SOURCE MATERIAL:
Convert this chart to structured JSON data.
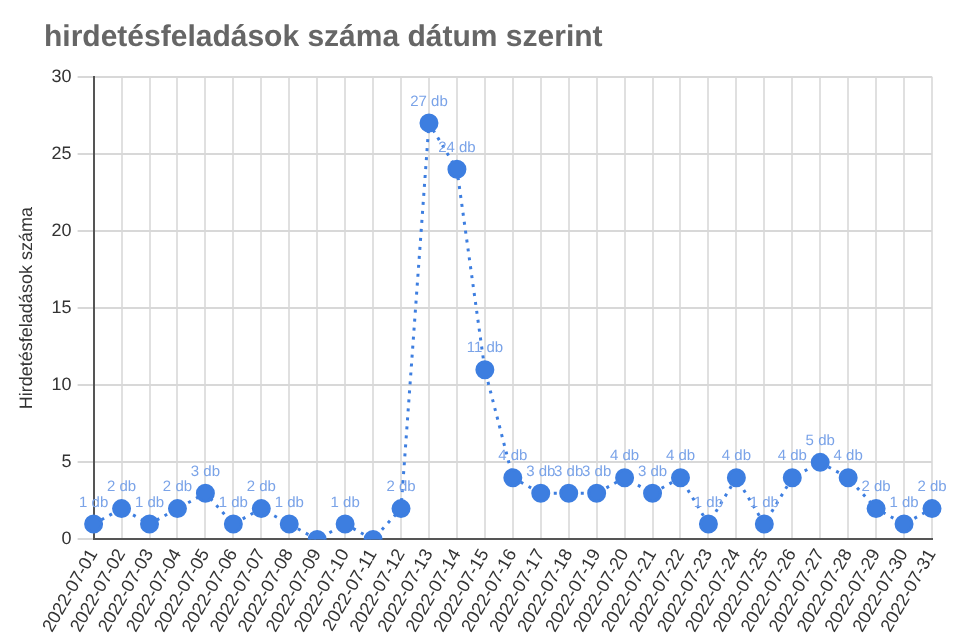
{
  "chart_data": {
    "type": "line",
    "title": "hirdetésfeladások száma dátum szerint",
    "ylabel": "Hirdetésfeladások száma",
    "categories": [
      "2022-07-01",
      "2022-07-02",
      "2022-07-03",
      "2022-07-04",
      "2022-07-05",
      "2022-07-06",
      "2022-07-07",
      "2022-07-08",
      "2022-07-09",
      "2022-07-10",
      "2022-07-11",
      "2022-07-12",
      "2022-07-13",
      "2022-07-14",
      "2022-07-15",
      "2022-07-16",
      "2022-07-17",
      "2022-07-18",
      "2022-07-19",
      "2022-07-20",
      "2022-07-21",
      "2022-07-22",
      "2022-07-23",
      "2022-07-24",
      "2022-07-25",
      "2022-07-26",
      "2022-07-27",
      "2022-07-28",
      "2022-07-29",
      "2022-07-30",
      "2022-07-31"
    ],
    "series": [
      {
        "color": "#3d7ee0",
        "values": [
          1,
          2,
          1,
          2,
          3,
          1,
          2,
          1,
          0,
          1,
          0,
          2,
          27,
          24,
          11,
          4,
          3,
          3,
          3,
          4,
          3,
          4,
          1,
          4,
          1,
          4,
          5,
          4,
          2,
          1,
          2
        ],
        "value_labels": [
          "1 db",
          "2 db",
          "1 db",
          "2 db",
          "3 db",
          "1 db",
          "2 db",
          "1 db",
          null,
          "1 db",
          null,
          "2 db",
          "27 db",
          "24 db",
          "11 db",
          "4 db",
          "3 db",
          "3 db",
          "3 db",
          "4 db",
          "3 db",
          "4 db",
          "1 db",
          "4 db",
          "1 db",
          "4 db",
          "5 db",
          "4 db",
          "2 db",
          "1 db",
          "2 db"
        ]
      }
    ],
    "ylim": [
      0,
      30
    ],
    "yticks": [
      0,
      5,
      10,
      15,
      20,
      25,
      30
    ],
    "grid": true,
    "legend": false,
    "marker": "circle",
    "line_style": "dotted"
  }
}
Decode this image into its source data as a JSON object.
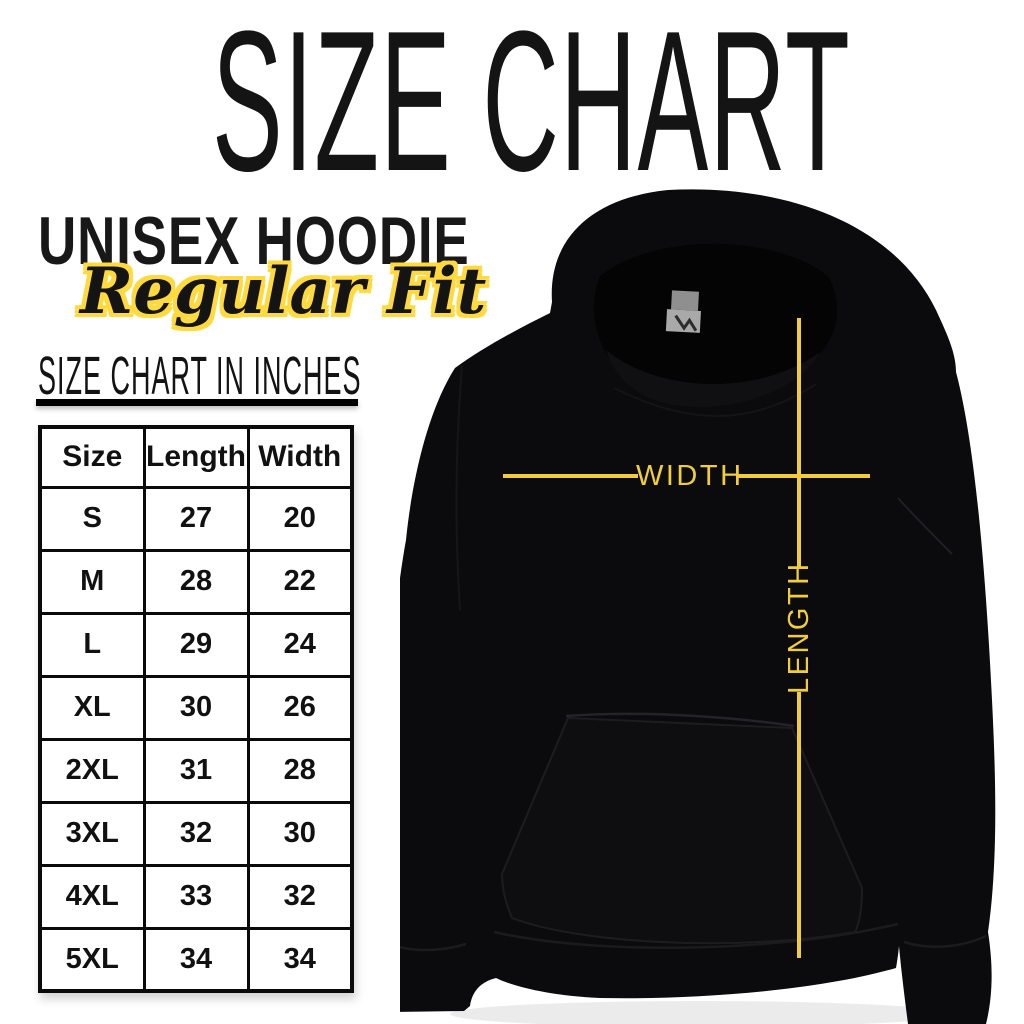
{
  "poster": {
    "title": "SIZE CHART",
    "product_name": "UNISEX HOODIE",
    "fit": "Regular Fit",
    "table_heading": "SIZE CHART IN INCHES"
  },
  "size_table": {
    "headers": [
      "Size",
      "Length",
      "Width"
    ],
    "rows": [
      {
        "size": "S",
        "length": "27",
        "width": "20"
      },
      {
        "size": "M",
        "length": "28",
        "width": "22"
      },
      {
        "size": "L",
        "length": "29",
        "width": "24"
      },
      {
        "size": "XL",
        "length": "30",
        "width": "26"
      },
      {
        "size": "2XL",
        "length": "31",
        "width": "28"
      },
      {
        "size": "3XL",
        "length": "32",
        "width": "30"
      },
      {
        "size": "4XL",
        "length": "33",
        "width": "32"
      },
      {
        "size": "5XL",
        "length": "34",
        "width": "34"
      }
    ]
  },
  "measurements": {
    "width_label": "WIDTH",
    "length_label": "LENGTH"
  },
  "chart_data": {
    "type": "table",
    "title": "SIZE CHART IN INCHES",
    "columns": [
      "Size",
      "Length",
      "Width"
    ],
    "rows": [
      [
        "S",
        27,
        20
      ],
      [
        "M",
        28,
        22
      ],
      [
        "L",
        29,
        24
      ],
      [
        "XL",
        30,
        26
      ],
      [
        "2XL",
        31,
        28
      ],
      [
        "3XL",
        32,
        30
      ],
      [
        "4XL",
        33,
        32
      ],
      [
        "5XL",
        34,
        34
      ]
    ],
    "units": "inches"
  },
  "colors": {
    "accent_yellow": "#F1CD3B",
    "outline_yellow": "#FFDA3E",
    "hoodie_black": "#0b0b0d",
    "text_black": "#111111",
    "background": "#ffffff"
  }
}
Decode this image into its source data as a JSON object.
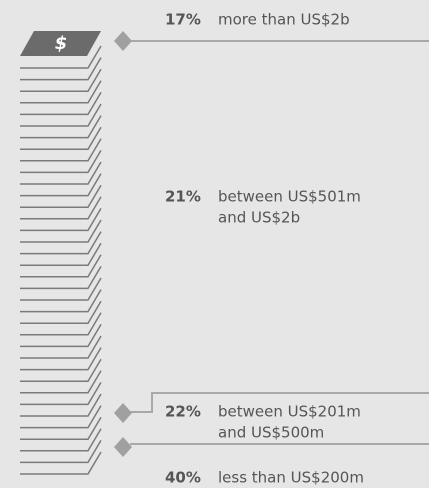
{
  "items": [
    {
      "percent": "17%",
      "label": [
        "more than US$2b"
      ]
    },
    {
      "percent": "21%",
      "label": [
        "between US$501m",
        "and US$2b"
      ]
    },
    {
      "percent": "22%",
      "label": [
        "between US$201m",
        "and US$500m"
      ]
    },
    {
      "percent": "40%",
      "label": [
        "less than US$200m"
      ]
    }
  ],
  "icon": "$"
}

--

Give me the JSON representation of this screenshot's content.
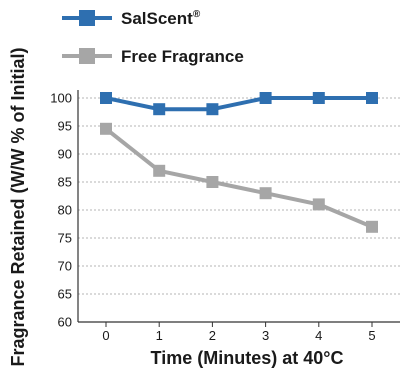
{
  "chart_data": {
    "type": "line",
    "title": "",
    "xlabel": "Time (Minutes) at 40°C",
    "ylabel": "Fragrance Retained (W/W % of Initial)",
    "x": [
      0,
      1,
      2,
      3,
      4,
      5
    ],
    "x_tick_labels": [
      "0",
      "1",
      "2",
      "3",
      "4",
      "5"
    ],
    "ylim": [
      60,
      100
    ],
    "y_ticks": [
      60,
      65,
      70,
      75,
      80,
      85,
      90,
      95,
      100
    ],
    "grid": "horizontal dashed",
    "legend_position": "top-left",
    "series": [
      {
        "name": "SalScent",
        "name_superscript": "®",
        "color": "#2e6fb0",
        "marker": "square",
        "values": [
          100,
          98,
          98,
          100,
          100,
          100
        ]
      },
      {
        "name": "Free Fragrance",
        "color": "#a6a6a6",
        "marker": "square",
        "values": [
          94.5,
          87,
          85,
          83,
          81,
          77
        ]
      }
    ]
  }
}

WHAT THIS TASK INVOLVES: From the material above, gather all lines that include the string "JSON" and copy them.

RESPONSE TO THIS TASK:
Convert this chart to structured JSON data.
Decode this image into its source data as a JSON object.
Decode this image into its source data as a JSON object.
Give me the JSON representation of this screenshot's content.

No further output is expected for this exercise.